WORK INSTRUCTIONS: Make a verbatim copy of the entries below; pictures stay out.

GIVEN DATA:
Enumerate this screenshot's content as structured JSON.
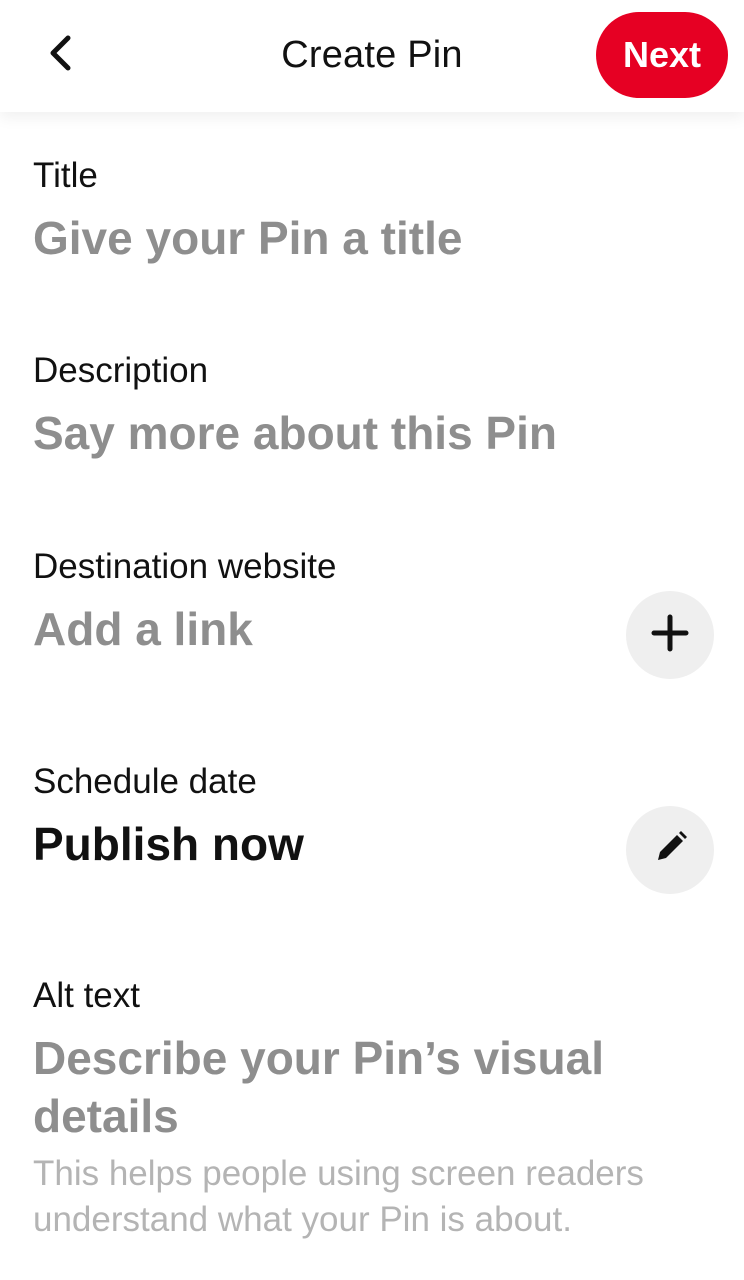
{
  "header": {
    "title": "Create Pin",
    "next_label": "Next",
    "back_icon": "chevron-left-icon"
  },
  "colors": {
    "accent": "#e60023",
    "placeholder": "#8e8e8e",
    "helper": "#b4b4b4",
    "icon_button_bg": "#efefef"
  },
  "form": {
    "title": {
      "label": "Title",
      "placeholder": "Give your Pin a title"
    },
    "description": {
      "label": "Description",
      "placeholder": "Say more about this Pin"
    },
    "destination": {
      "label": "Destination website",
      "placeholder": "Add a link",
      "button_icon": "plus-icon"
    },
    "schedule": {
      "label": "Schedule date",
      "value": "Publish now",
      "button_icon": "pencil-icon"
    },
    "alt_text": {
      "label": "Alt text",
      "placeholder": "Describe your Pin’s visual details",
      "helper": "This helps people using screen readers understand what your Pin is about."
    }
  }
}
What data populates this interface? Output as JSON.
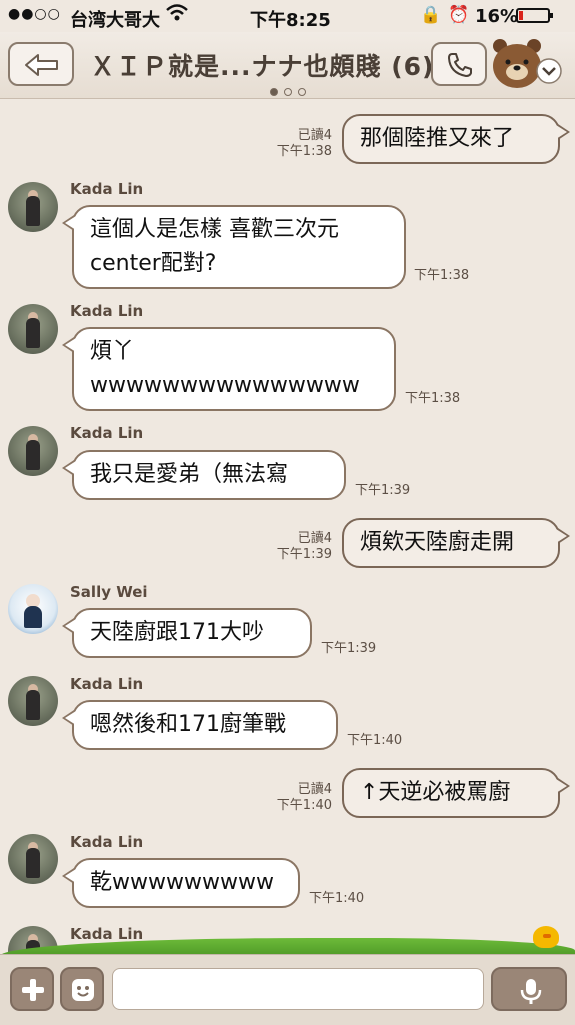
{
  "status_bar": {
    "signal": "●●○○",
    "carrier": "台湾大哥大",
    "time": "下午8:25",
    "battery": "16%",
    "battery_level": 0.16
  },
  "header": {
    "title": "ＸＩＰ就是...ナナ也頗賤 (6)",
    "page_indicator": {
      "count": 3,
      "active": 0
    }
  },
  "messages": [
    {
      "dir": "out",
      "text": "那個陸推又來了",
      "read": "已讀4",
      "time": "下午1:38"
    },
    {
      "dir": "in",
      "sender": "Kada Lin",
      "lines": [
        "這個人是怎樣 喜歡三次元",
        "center配對?"
      ],
      "time": "下午1:38"
    },
    {
      "dir": "in",
      "sender": "Kada Lin",
      "lines": [
        "煩丫",
        "wwwwwwwwwwwwwww"
      ],
      "time": "下午1:38"
    },
    {
      "dir": "in",
      "sender": "Kada Lin",
      "text": "我只是愛弟（無法寫",
      "time": "下午1:39"
    },
    {
      "dir": "out",
      "text": "煩欸天陸廚走開",
      "read": "已讀4",
      "time": "下午1:39"
    },
    {
      "dir": "in",
      "sender": "Sally Wei",
      "text": "天陸廚跟171大吵",
      "time": "下午1:39"
    },
    {
      "dir": "in",
      "sender": "Kada Lin",
      "text": "嗯然後和171廚筆戰",
      "time": "下午1:40"
    },
    {
      "dir": "out",
      "text": "↑天逆必被罵廚",
      "read": "已讀4",
      "time": "下午1:40"
    },
    {
      "dir": "in",
      "sender": "Kada Lin",
      "text": "乾wwwwwwwww",
      "time": "下午1:40"
    },
    {
      "dir": "in",
      "sender": "Kada Lin"
    }
  ],
  "input_bar": {
    "placeholder": "",
    "buttons": [
      "plus-icon",
      "sticker-icon",
      "mic-icon"
    ]
  },
  "colors": {
    "background": "#efe8e0",
    "bubble_border": "#8a7563",
    "grass": "#5aa82e",
    "battery_low": "#d9241c"
  }
}
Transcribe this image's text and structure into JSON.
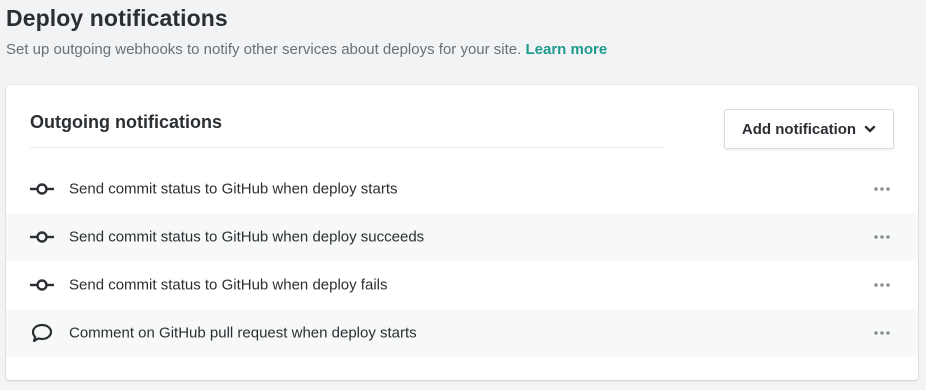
{
  "header": {
    "title": "Deploy notifications",
    "subtitle": "Set up outgoing webhooks to notify other services about deploys for your site.",
    "learn_more": "Learn more"
  },
  "card": {
    "title": "Outgoing notifications",
    "add_button_label": "Add notification",
    "rows": [
      {
        "icon": "commit-icon",
        "label": "Send commit status to GitHub when deploy starts"
      },
      {
        "icon": "commit-icon",
        "label": "Send commit status to GitHub when deploy succeeds"
      },
      {
        "icon": "commit-icon",
        "label": "Send commit status to GitHub when deploy fails"
      },
      {
        "icon": "comment-icon",
        "label": "Comment on GitHub pull request when deploy starts"
      }
    ]
  },
  "colors": {
    "accent": "#1e9b8c",
    "text": "#2b2f33",
    "muted": "#6a7075",
    "background": "#f2f3f4"
  }
}
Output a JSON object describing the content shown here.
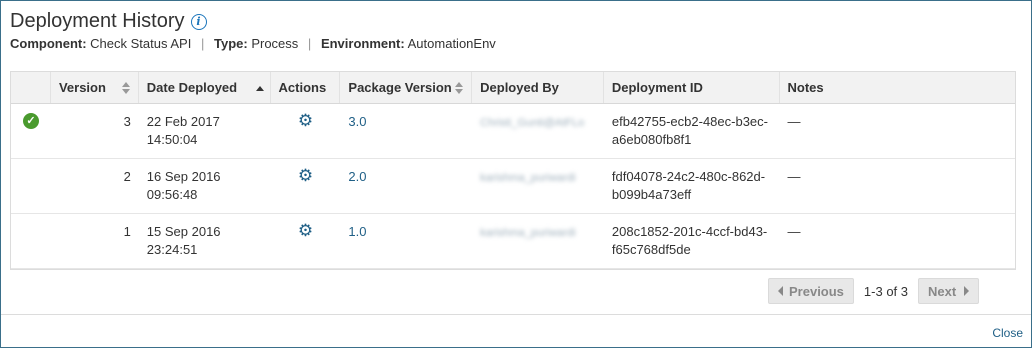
{
  "dialog": {
    "title": "Deployment History",
    "info_icon": "info-icon",
    "meta": {
      "component_label": "Component:",
      "component_value": "Check Status API",
      "type_label": "Type:",
      "type_value": "Process",
      "environment_label": "Environment:",
      "environment_value": "AutomationEnv",
      "separator": "|"
    }
  },
  "table": {
    "columns": [
      "",
      "Version",
      "Date Deployed",
      "Actions",
      "Package Version",
      "Deployed By",
      "Deployment ID",
      "Notes"
    ],
    "rows": [
      {
        "status_icon": "check-circle-icon",
        "version": "3",
        "date_line1": "22 Feb 2017",
        "date_line2": "14:50:04",
        "action_icon": "gear-icon",
        "package_version": "3.0",
        "deployed_by": "Christi_Gunti@AtFLo",
        "deployment_id_line1": "efb42755-ecb2-48ec-b3ec-",
        "deployment_id_line2": "a6eb080fb8f1",
        "notes": "—"
      },
      {
        "status_icon": "",
        "version": "2",
        "date_line1": "16 Sep 2016",
        "date_line2": "09:56:48",
        "action_icon": "gear-icon",
        "package_version": "2.0",
        "deployed_by": "karishma_puriwardi",
        "deployment_id_line1": "fdf04078-24c2-480c-862d-",
        "deployment_id_line2": "b099b4a73eff",
        "notes": "—"
      },
      {
        "status_icon": "",
        "version": "1",
        "date_line1": "15 Sep 2016",
        "date_line2": "23:24:51",
        "action_icon": "gear-icon",
        "package_version": "1.0",
        "deployed_by": "karishma_puriwardi",
        "deployment_id_line1": "208c1852-201c-4ccf-bd43-",
        "deployment_id_line2": "f65c768df5de",
        "notes": "—"
      }
    ]
  },
  "pager": {
    "previous_label": "Previous",
    "count_text": "1-3 of 3",
    "next_label": "Next"
  },
  "footer": {
    "close_label": "Close"
  },
  "colors": {
    "border": "#3a6f8a",
    "link": "#1f5f86",
    "success": "#4a9a2e",
    "header_bg": "#f2f2f2"
  }
}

THE RESULT:
Enumerate this screenshot's content as structured JSON.
{
  "header": {
    "title": "Create Pin",
    "next_label": "Next",
    "back_icon": "chevron-left-icon"
  },
  "colors": {
    "accent": "#e60023",
    "placeholder": "#8e8e8e",
    "helper": "#b4b4b4",
    "icon_button_bg": "#efefef"
  },
  "form": {
    "title": {
      "label": "Title",
      "placeholder": "Give your Pin a title"
    },
    "description": {
      "label": "Description",
      "placeholder": "Say more about this Pin"
    },
    "destination": {
      "label": "Destination website",
      "placeholder": "Add a link",
      "button_icon": "plus-icon"
    },
    "schedule": {
      "label": "Schedule date",
      "value": "Publish now",
      "button_icon": "pencil-icon"
    },
    "alt_text": {
      "label": "Alt text",
      "placeholder": "Describe your Pin’s visual details",
      "helper": "This helps people using screen readers understand what your Pin is about."
    }
  }
}
What data populates this interface? Output as JSON.
{
  "status_bar": {
    "signal": "●●○○",
    "carrier": "台湾大哥大",
    "time": "下午8:25",
    "battery": "16%",
    "battery_level": 0.16
  },
  "header": {
    "title": "ＸＩＰ就是...ナナ也頗賤 (6)",
    "page_indicator": {
      "count": 3,
      "active": 0
    }
  },
  "messages": [
    {
      "dir": "out",
      "text": "那個陸推又來了",
      "read": "已讀4",
      "time": "下午1:38"
    },
    {
      "dir": "in",
      "sender": "Kada Lin",
      "lines": [
        "這個人是怎樣 喜歡三次元",
        "center配對?"
      ],
      "time": "下午1:38"
    },
    {
      "dir": "in",
      "sender": "Kada Lin",
      "lines": [
        "煩丫",
        "wwwwwwwwwwwwwww"
      ],
      "time": "下午1:38"
    },
    {
      "dir": "in",
      "sender": "Kada Lin",
      "text": "我只是愛弟（無法寫",
      "time": "下午1:39"
    },
    {
      "dir": "out",
      "text": "煩欸天陸廚走開",
      "read": "已讀4",
      "time": "下午1:39"
    },
    {
      "dir": "in",
      "sender": "Sally Wei",
      "text": "天陸廚跟171大吵",
      "time": "下午1:39"
    },
    {
      "dir": "in",
      "sender": "Kada Lin",
      "text": "嗯然後和171廚筆戰",
      "time": "下午1:40"
    },
    {
      "dir": "out",
      "text": "↑天逆必被罵廚",
      "read": "已讀4",
      "time": "下午1:40"
    },
    {
      "dir": "in",
      "sender": "Kada Lin",
      "text": "乾wwwwwwwww",
      "time": "下午1:40"
    },
    {
      "dir": "in",
      "sender": "Kada Lin"
    }
  ],
  "input_bar": {
    "placeholder": "",
    "buttons": [
      "plus-icon",
      "sticker-icon",
      "mic-icon"
    ]
  },
  "colors": {
    "background": "#efe8e0",
    "bubble_border": "#8a7563",
    "grass": "#5aa82e",
    "battery_low": "#d9241c"
  }
}
Transcribe this image's text and structure into JSON.
{
  "header": {
    "title": "Deploy notifications",
    "subtitle": "Set up outgoing webhooks to notify other services about deploys for your site.",
    "learn_more": "Learn more"
  },
  "card": {
    "title": "Outgoing notifications",
    "add_button_label": "Add notification",
    "rows": [
      {
        "icon": "commit-icon",
        "label": "Send commit status to GitHub when deploy starts"
      },
      {
        "icon": "commit-icon",
        "label": "Send commit status to GitHub when deploy succeeds"
      },
      {
        "icon": "commit-icon",
        "label": "Send commit status to GitHub when deploy fails"
      },
      {
        "icon": "comment-icon",
        "label": "Comment on GitHub pull request when deploy starts"
      }
    ]
  },
  "colors": {
    "accent": "#1e9b8c",
    "text": "#2b2f33",
    "muted": "#6a7075",
    "background": "#f2f3f4"
  }
}
Output a JSON object describing the content shown here.
{
  "dialog": {
    "title": "Deployment History",
    "info_icon": "info-icon",
    "meta": {
      "component_label": "Component:",
      "component_value": "Check Status API",
      "type_label": "Type:",
      "type_value": "Process",
      "environment_label": "Environment:",
      "environment_value": "AutomationEnv",
      "separator": "|"
    }
  },
  "table": {
    "columns": [
      "",
      "Version",
      "Date Deployed",
      "Actions",
      "Package Version",
      "Deployed By",
      "Deployment ID",
      "Notes"
    ],
    "rows": [
      {
        "status_icon": "check-circle-icon",
        "version": "3",
        "date_line1": "22 Feb 2017",
        "date_line2": "14:50:04",
        "action_icon": "gear-icon",
        "package_version": "3.0",
        "deployed_by": "Christi_Gunti@AtFLo",
        "deployment_id_line1": "efb42755-ecb2-48ec-b3ec-",
        "deployment_id_line2": "a6eb080fb8f1",
        "notes": "—"
      },
      {
        "status_icon": "",
        "version": "2",
        "date_line1": "16 Sep 2016",
        "date_line2": "09:56:48",
        "action_icon": "gear-icon",
        "package_version": "2.0",
        "deployed_by": "karishma_puriwardi",
        "deployment_id_line1": "fdf04078-24c2-480c-862d-",
        "deployment_id_line2": "b099b4a73eff",
        "notes": "—"
      },
      {
        "status_icon": "",
        "version": "1",
        "date_line1": "15 Sep 2016",
        "date_line2": "23:24:51",
        "action_icon": "gear-icon",
        "package_version": "1.0",
        "deployed_by": "karishma_puriwardi",
        "deployment_id_line1": "208c1852-201c-4ccf-bd43-",
        "deployment_id_line2": "f65c768df5de",
        "notes": "—"
      }
    ]
  },
  "pager": {
    "previous_label": "Previous",
    "count_text": "1-3 of 3",
    "next_label": "Next"
  },
  "footer": {
    "close_label": "Close"
  },
  "colors": {
    "border": "#3a6f8a",
    "link": "#1f5f86",
    "success": "#4a9a2e",
    "header_bg": "#f2f2f2"
  }
}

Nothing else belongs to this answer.